Output the full listing below exactly, without the pictures.

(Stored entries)
↓↓↓

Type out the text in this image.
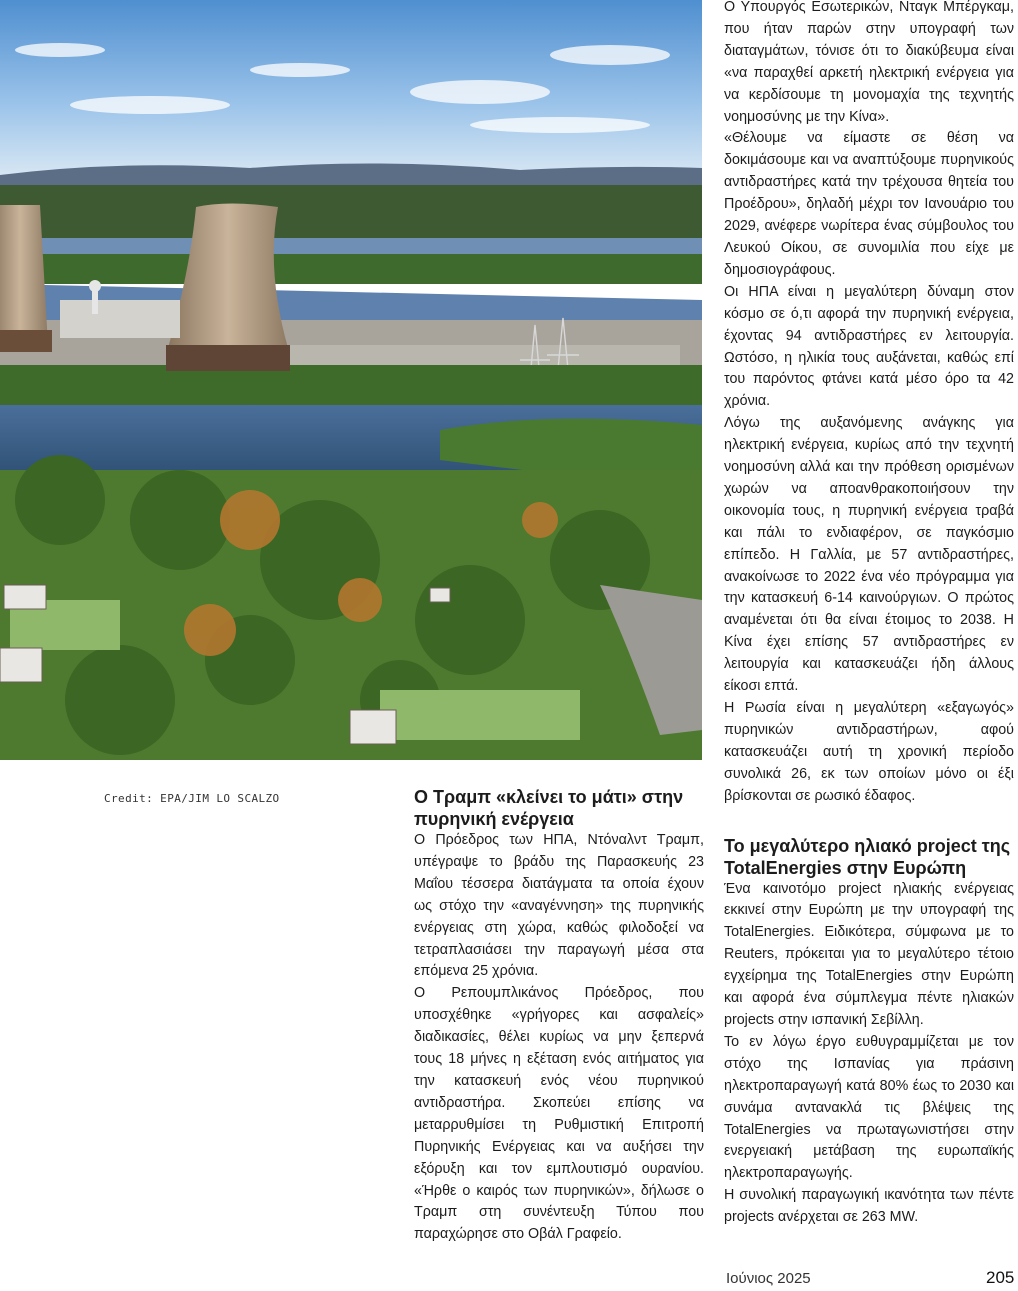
Credit: EPA/JIM LO SCALZO	Ο Τραμπ «κλείνει το μάτι» στην πυρηνική ενέργεια

Ο Πρόεδρος των ΗΠΑ, Ντόναλντ Τραμπ, υπέγραψε το βράδυ της Παρασκευής 23 Μαΐου τέσσερα διατάγματα τα οποία έχουν ως στόχο την «αναγέννηση» της πυρηνικής ενέργειας στη χώρα, καθώς φιλοδοξεί να τετραπλασιάσει την παραγωγή μέσα στα επόμενα 25 χρόνια.

Ο Ρεπουμπλικάνος Πρόεδρος, που υποσχέθηκε «γρήγορες και ασφαλείς» διαδικασίες, θέλει κυρίως να μην ξεπερνά τους 18 μήνες η εξέταση ενός αιτήματος για την κατασκευή ενός νέου πυρηνικού αντιδραστήρα. Σκοπεύει επίσης να μεταρρυθμίσει τη Ρυθμιστική Επιτροπή Πυρηνικής Ενέργειας και να αυξήσει την εξόρυξη και τον εμπλουτισμό ουρανίου. «Ήρθε ο καιρός των πυρηνικών», δήλωσε ο Τραμπ στη συνέντευξη Τύπου που παραχώρησε στο Οβάλ Γραφείο.

Ο Υπουργός Εσωτερικών, Νταγκ Μπέργκαμ, που ήταν παρών στην υπογραφή των διαταγμάτων, τόνισε ότι το διακύβευμα είναι «να παραχθεί αρκετή ηλεκτρική ενέργεια για να κερδίσουμε τη μονομαχία της τεχνητής νοημοσύνης με την Κίνα».

«Θέλουμε να είμαστε σε θέση να δοκιμάσουμε και να αναπτύξουμε πυρηνικούς αντιδραστήρες κατά την τρέχουσα θητεία του Προέδρου», δηλαδή μέχρι τον Ιανουάριο του 2029, ανέφερε νωρίτερα ένας σύμβουλος του Λευκού Οίκου, σε συνομιλία που είχε με δημοσιογράφους.

Οι ΗΠΑ είναι η μεγαλύτερη δύναμη στον κόσμο σε ό,τι αφορά την πυρηνική ενέργεια, έχοντας 94 αντιδραστήρες εν λειτουργία. Ωστόσο, η ηλικία τους αυξάνεται, καθώς επί του παρόντος φτάνει κατά μέσο όρο τα 42 χρόνια.

Λόγω της αυξανόμενης ανάγκης για ηλεκτρική ενέργεια, κυρίως από την τεχνητή νοημοσύνη αλλά και την πρόθεση ορισμένων χωρών να αποανθρακοποιήσουν την οικονομία τους, η πυρηνική ενέργεια τραβά και πάλι το ενδιαφέρον, σε παγκόσμιο επίπεδο. Η Γαλλία, με 57 αντιδραστήρες, ανακοίνωσε το 2022 ένα νέο πρόγραμμα για την κατασκευή 6-14 καινούργιων. Ο πρώτος αναμένεται ότι θα είναι έτοιμος το 2038. Η Κίνα έχει επίσης 57 αντιδραστήρες εν λειτουργία και κατασκευάζει ήδη άλλους είκοσι επτά.

Η Ρωσία είναι η μεγαλύτερη «εξαγωγός» πυρηνικών αντιδραστήρων, αφού κατασκευάζει αυτή τη χρονική περίοδο συνολικά 26, εκ των οποίων μόνο οι έξι βρίσκονται σε ρωσικό έδαφος.

Το μεγαλύτερο ηλιακό project της TotalEnergies στην Ευρώπη

Ένα καινοτόμο project ηλιακής ενέργειας εκκινεί στην Ευρώπη με την υπογραφή της TotalEnergies. Ειδικότερα, σύμφωνα με το Reuters, πρόκειται για το μεγαλύτερο τέτοιο εγχείρημα της TotalEnergies στην Ευρώπη και αφορά ένα σύμπλεγμα πέντε ηλιακών projects στην ισπανική Σεβίλλη.

Το εν λόγω έργο ευθυγραμμίζεται με τον στόχο της Ισπανίας για πράσινη ηλεκτροπαραγωγή κατά 80% έως το 2030 και συνάμα αντανακλά τις βλέψεις της TotalEnergies να πρωταγωνιστήσει στην ενεργειακή μετάβαση της ευρωπαϊκής ηλεκτροπαραγωγής.

Η συνολική παραγωγική ικανότητα των πέντε projects ανέρχεται σε 263 MW.

Ιούνιος 2025	205
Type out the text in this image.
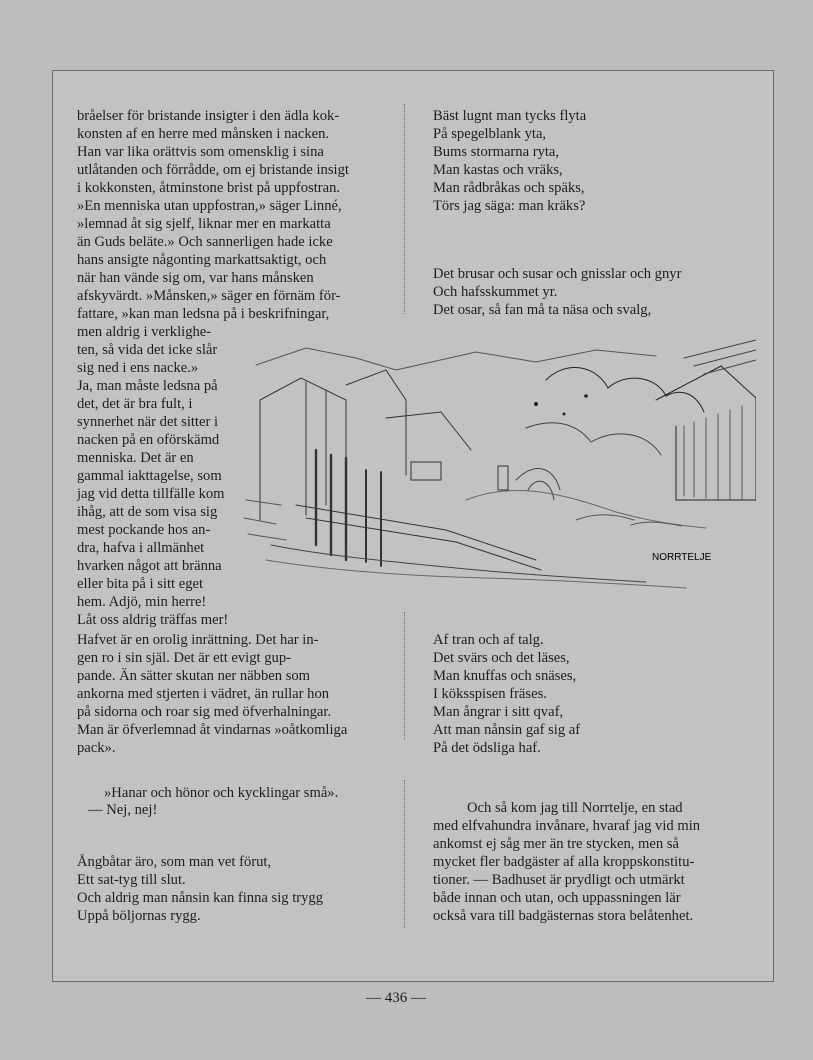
bråelser för bristande insigter i den ädla kok-
konsten af en herre med månsken i nacken.
Han var lika orättvis som omensklig i sina
utlåtanden och förrådde, om ej bristande insigt
i kokkonsten, åtminstone brist på uppfostran.
»En menniska utan uppfostran,» säger Linné,
»lemnad åt sig sjelf, liknar mer en markatta
än Guds beläte.» Och sannerligen hade icke
hans ansigte någonting markattsaktigt, och
när han vände sig om, var hans månsken
afskyvärdt. »Månsken,» säger en förnäm för-
fattare, »kan man ledsna på i beskrifningar,
men aldrig i verklighe-
ten, så vida det icke slår
sig ned i ens nacke.»
Ja, man måste ledsna på
det, det är bra fult, i
synnerhet när det sitter i
nacken på en oförskämd
menniska. Det är en
gammal iakttagelse, som
jag vid detta tillfälle kom
ihåg, att de som visa sig
mest pockande hos an-
dra, hafva i allmänhet
hvarken något att bränna
eller bita på i sitt eget
hem. Adjö, min herre!
Låt oss aldrig träffas mer!
Hafvet är en orolig inrättning. Det har in-
gen ro i sin själ. Det är ett evigt gup-
pande. Än sätter skutan ner näbben som
ankorna med stjerten i vädret, än rullar hon
på sidorna och roar sig med öfverhalningar.
Man är öfverlemnad åt vindarnas »oåtkomliga
pack».
»Hanar och hönor och kycklingar små».
— Nej, nej!
Ångbåtar äro, som man vet förut,
Ett sat-tyg till slut.
Och aldrig man nånsin kan finna sig trygg
Uppå böljornas rygg.
Bäst lugnt man tycks flyta
På spegelblank yta,
Bums stormarna ryta,
Man kastas och vräks,
Man rådbråkas och späks,
Törs jag säga: man kräks?
Det brusar och susar och gnisslar och gnyr
Och hafsskummet yr.
Det osar, så fan må ta näsa och svalg,
Af tran och af talg.
Det svärs och det läses,
Man knuffas och snäses,
I köksspisen fräses.
Man ångrar i sitt qvaf,
Att man nånsin gaf sig af
På det ödsliga haf.
Och så kom jag till Norrtelje, en stad
med elfvahundra invånare, hvaraf jag vid min
ankomst ej såg mer än tre stycken, men så
mycket fler badgäster af alla kroppskonstitu-
tioner. — Badhuset är prydligt och utmärkt
både innan och utan, och uppassningen lär
också vara till badgästernas stora belåtenhet.
NORRTELJE
— 436 —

↑↑↑

> Expected output:
Type out the text in this image.
Credit: EPA/JIM LO SCALZO	Ο Τραμπ «κλείνει το μάτι» στην πυρηνική ενέργεια

Ο Πρόεδρος των ΗΠΑ, Ντόναλντ Τραμπ, υπέγραψε το βράδυ της Παρασκευής 23 Μαΐου τέσσερα διατάγματα τα οποία έχουν ως στόχο την «αναγέννηση» της πυρηνικής ενέργειας στη χώρα, καθώς φιλοδοξεί να τετραπλασιάσει την παραγωγή μέσα στα επόμενα 25 χρόνια.

Ο Ρεπουμπλικάνος Πρόεδρος, που υποσχέθηκε «γρήγορες και ασφαλείς» διαδικασίες, θέλει κυρίως να μην ξεπερνά τους 18 μήνες η εξέταση ενός αιτήματος για την κατασκευή ενός νέου πυρηνικού αντιδραστήρα. Σκοπεύει επίσης να μεταρρυθμίσει τη Ρυθμιστική Επιτροπή Πυρηνικής Ενέργειας και να αυξήσει την εξόρυξη και τον εμπλουτισμό ουρανίου. «Ήρθε ο καιρός των πυρηνικών», δήλωσε ο Τραμπ στη συνέντευξη Τύπου που παραχώρησε στο Οβάλ Γραφείο.

Ο Υπουργός Εσωτερικών, Νταγκ Μπέργκαμ, που ήταν παρών στην υπογραφή των διαταγμάτων, τόνισε ότι το διακύβευμα είναι «να παραχθεί αρκετή ηλεκτρική ενέργεια για να κερδίσουμε τη μονομαχία της τεχνητής νοημοσύνης με την Κίνα».

«Θέλουμε να είμαστε σε θέση να δοκιμάσουμε και να αναπτύξουμε πυρηνικούς αντιδραστήρες κατά την τρέχουσα θητεία του Προέδρου», δηλαδή μέχρι τον Ιανουάριο του 2029, ανέφερε νωρίτερα ένας σύμβουλος του Λευκού Οίκου, σε συνομιλία που είχε με δημοσιογράφους.

Οι ΗΠΑ είναι η μεγαλύτερη δύναμη στον κόσμο σε ό,τι αφορά την πυρηνική ενέργεια, έχοντας 94 αντιδραστήρες εν λειτουργία. Ωστόσο, η ηλικία τους αυξάνεται, καθώς επί του παρόντος φτάνει κατά μέσο όρο τα 42 χρόνια.

Λόγω της αυξανόμενης ανάγκης για ηλεκτρική ενέργεια, κυρίως από την τεχνητή νοημοσύνη αλλά και την πρόθεση ορισμένων χωρών να αποανθρακοποιήσουν την οικονομία τους, η πυρηνική ενέργεια τραβά και πάλι το ενδιαφέρον, σε παγκόσμιο επίπεδο. Η Γαλλία, με 57 αντιδραστήρες, ανακοίνωσε το 2022 ένα νέο πρόγραμμα για την κατασκευή 6-14 καινούργιων. Ο πρώτος αναμένεται ότι θα είναι έτοιμος το 2038. Η Κίνα έχει επίσης 57 αντιδραστήρες εν λειτουργία και κατασκευάζει ήδη άλλους είκοσι επτά.

Η Ρωσία είναι η μεγαλύτερη «εξαγωγός» πυρηνικών αντιδραστήρων, αφού κατασκευάζει αυτή τη χρονική περίοδο συνολικά 26, εκ των οποίων μόνο οι έξι βρίσκονται σε ρωσικό έδαφος.

Το μεγαλύτερο ηλιακό project της TotalEnergies στην Ευρώπη

Ένα καινοτόμο project ηλιακής ενέργειας εκκινεί στην Ευρώπη με την υπογραφή της TotalEnergies. Ειδικότερα, σύμφωνα με το Reuters, πρόκειται για το μεγαλύτερο τέτοιο εγχείρημα της TotalEnergies στην Ευρώπη και αφορά ένα σύμπλεγμα πέντε ηλιακών projects στην ισπανική Σεβίλλη.

Το εν λόγω έργο ευθυγραμμίζεται με τον στόχο της Ισπανίας για πράσινη ηλεκτροπαραγωγή κατά 80% έως το 2030 και συνάμα αντανακλά τις βλέψεις της TotalEnergies να πρωταγωνιστήσει στην ενεργειακή μετάβαση της ευρωπαϊκής ηλεκτροπαραγωγής.

Η συνολική παραγωγική ικανότητα των πέντε projects ανέρχεται σε 263 MW.

Ιούνιος 2025	205
Type out the text in this image.
bråelser för bristande insigter i den ädla kok-
konsten af en herre med månsken i nacken.
Han var lika orättvis som omensklig i sina
utlåtanden och förrådde, om ej bristande insigt
i kokkonsten, åtminstone brist på uppfostran.
»En menniska utan uppfostran,» säger Linné,
»lemnad åt sig sjelf, liknar mer en markatta
än Guds beläte.» Och sannerligen hade icke
hans ansigte någonting markattsaktigt, och
när han vände sig om, var hans månsken
afskyvärdt. »Månsken,» säger en förnäm för-
fattare, »kan man ledsna på i beskrifningar,
men aldrig i verklighe-
ten, så vida det icke slår
sig ned i ens nacke.»
Ja, man måste ledsna på
det, det är bra fult, i
synnerhet när det sitter i
nacken på en oförskämd
menniska. Det är en
gammal iakttagelse, som
jag vid detta tillfälle kom
ihåg, att de som visa sig
mest pockande hos an-
dra, hafva i allmänhet
hvarken något att bränna
eller bita på i sitt eget
hem. Adjö, min herre!
Låt oss aldrig träffas mer!
Hafvet är en orolig inrättning. Det har in-
gen ro i sin själ. Det är ett evigt gup-
pande. Än sätter skutan ner näbben som
ankorna med stjerten i vädret, än rullar hon
på sidorna och roar sig med öfverhalningar.
Man är öfverlemnad åt vindarnas »oåtkomliga
pack».
»Hanar och hönor och kycklingar små».
— Nej, nej!
Ångbåtar äro, som man vet förut,
Ett sat-tyg till slut.
Och aldrig man nånsin kan finna sig trygg
Uppå böljornas rygg.
Bäst lugnt man tycks flyta
På spegelblank yta,
Bums stormarna ryta,
Man kastas och vräks,
Man rådbråkas och späks,
Törs jag säga: man kräks?
Det brusar och susar och gnisslar och gnyr
Och hafsskummet yr.
Det osar, så fan må ta näsa och svalg,
Af tran och af talg.
Det svärs och det läses,
Man knuffas och snäses,
I köksspisen fräses.
Man ångrar i sitt qvaf,
Att man nånsin gaf sig af
På det ödsliga haf.
Och så kom jag till Norrtelje, en stad
med elfvahundra invånare, hvaraf jag vid min
ankomst ej såg mer än tre stycken, men så
mycket fler badgäster af alla kroppskonstitu-
tioner. — Badhuset är prydligt och utmärkt
både innan och utan, och uppassningen lär
också vara till badgästernas stora belåtenhet.
NORRTELJE
— 436 —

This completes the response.